Working data start

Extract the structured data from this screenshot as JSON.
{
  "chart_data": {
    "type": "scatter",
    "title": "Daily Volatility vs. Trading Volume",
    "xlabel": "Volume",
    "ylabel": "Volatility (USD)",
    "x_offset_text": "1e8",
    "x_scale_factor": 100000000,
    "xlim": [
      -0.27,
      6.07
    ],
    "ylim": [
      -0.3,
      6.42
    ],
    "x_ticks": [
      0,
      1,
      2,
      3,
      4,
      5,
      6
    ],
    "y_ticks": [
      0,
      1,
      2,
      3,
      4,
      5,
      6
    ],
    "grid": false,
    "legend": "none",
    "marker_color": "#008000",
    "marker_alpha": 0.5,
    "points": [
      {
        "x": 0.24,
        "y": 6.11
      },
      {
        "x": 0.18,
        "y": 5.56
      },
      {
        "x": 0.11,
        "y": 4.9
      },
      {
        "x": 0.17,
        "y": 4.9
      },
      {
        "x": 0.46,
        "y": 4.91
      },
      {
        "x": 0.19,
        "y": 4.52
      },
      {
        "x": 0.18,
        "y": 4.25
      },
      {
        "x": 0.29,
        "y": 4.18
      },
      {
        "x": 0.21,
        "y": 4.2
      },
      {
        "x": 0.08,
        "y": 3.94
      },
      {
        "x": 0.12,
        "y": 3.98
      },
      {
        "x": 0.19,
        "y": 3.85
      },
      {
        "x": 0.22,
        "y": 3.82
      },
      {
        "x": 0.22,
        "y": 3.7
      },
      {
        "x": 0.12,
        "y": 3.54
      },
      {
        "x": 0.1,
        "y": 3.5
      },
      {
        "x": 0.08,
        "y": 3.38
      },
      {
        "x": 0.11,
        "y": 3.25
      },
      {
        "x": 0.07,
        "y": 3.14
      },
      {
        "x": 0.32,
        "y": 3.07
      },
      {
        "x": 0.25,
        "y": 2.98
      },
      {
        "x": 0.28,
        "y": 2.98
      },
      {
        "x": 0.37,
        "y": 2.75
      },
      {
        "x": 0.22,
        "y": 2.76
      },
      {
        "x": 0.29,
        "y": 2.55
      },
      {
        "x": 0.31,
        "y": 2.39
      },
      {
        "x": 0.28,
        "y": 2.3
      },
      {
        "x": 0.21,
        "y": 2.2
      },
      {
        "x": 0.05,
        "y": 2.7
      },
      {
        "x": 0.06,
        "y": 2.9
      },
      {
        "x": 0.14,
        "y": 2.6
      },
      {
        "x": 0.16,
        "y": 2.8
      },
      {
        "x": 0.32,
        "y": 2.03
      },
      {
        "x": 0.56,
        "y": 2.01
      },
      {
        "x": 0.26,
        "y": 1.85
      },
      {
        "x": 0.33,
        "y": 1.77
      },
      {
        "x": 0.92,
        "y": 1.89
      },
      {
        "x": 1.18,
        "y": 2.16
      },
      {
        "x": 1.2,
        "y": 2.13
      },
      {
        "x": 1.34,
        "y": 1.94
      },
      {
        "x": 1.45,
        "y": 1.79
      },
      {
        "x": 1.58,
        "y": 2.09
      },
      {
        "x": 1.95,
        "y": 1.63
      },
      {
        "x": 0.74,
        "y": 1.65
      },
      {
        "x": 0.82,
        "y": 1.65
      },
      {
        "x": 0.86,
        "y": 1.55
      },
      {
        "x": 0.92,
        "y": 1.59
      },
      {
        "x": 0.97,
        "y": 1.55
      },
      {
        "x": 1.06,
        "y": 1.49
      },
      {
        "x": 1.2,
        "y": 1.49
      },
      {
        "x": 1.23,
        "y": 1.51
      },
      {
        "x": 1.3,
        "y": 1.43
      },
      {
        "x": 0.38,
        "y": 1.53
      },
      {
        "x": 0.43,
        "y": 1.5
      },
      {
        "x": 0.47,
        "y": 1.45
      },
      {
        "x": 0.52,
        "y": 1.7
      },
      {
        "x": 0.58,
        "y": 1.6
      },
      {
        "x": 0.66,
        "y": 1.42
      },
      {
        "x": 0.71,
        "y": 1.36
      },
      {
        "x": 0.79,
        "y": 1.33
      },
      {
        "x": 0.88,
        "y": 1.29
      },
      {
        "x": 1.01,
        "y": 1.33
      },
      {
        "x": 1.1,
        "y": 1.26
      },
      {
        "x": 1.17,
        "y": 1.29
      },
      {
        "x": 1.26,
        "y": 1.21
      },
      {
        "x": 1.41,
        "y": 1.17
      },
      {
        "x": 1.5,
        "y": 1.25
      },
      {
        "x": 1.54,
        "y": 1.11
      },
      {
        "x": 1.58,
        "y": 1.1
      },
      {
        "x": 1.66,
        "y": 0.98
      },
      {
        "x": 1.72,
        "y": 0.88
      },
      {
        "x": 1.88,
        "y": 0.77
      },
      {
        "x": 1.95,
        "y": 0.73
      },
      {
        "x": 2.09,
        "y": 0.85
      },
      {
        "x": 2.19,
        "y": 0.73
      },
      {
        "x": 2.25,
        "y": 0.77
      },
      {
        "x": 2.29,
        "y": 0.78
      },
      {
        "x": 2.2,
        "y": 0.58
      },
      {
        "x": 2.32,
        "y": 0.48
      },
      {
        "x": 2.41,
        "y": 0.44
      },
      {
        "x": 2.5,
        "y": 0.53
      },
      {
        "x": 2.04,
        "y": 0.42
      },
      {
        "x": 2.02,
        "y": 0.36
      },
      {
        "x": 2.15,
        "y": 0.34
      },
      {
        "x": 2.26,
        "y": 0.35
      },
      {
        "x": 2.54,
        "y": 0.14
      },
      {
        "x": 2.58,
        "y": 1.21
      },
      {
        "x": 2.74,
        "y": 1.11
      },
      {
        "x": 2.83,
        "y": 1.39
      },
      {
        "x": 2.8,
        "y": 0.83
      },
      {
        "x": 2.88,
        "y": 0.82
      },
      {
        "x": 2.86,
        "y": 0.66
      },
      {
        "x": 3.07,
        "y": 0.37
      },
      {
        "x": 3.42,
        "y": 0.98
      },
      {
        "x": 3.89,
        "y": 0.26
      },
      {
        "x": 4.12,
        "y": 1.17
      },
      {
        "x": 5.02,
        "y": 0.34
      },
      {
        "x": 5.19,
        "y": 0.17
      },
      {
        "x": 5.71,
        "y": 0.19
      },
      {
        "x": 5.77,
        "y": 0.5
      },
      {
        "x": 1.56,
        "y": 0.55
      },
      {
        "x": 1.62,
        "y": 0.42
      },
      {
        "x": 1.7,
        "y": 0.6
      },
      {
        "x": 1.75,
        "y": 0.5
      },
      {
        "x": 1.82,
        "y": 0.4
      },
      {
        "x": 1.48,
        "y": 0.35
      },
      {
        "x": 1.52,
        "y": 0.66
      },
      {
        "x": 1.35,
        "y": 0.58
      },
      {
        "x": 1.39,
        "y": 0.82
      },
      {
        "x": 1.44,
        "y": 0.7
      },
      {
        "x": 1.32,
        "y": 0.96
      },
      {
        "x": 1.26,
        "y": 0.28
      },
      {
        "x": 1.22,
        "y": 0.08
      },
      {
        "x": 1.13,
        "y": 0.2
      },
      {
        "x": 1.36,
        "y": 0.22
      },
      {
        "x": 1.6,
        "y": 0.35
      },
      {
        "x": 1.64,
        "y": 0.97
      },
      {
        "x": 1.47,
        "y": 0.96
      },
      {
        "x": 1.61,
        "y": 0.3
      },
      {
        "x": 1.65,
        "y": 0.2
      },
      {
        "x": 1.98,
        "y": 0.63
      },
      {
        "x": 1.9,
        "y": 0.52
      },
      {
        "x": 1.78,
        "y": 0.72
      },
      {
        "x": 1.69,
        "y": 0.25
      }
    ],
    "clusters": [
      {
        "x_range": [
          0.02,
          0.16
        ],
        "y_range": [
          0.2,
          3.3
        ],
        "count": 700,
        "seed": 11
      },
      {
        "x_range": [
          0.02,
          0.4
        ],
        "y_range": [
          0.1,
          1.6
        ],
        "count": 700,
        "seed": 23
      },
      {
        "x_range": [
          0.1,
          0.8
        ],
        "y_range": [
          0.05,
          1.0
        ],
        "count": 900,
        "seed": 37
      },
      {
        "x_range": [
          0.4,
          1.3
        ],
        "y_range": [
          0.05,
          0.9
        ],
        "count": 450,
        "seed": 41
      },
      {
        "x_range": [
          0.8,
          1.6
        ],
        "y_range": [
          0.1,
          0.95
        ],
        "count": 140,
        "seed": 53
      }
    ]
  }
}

Working data end

The problem: Take each line containing the string "Volume" and copy it out.

In response:
    "title": "Daily Volatility vs. Trading Volume",
    "xlabel": "Volume",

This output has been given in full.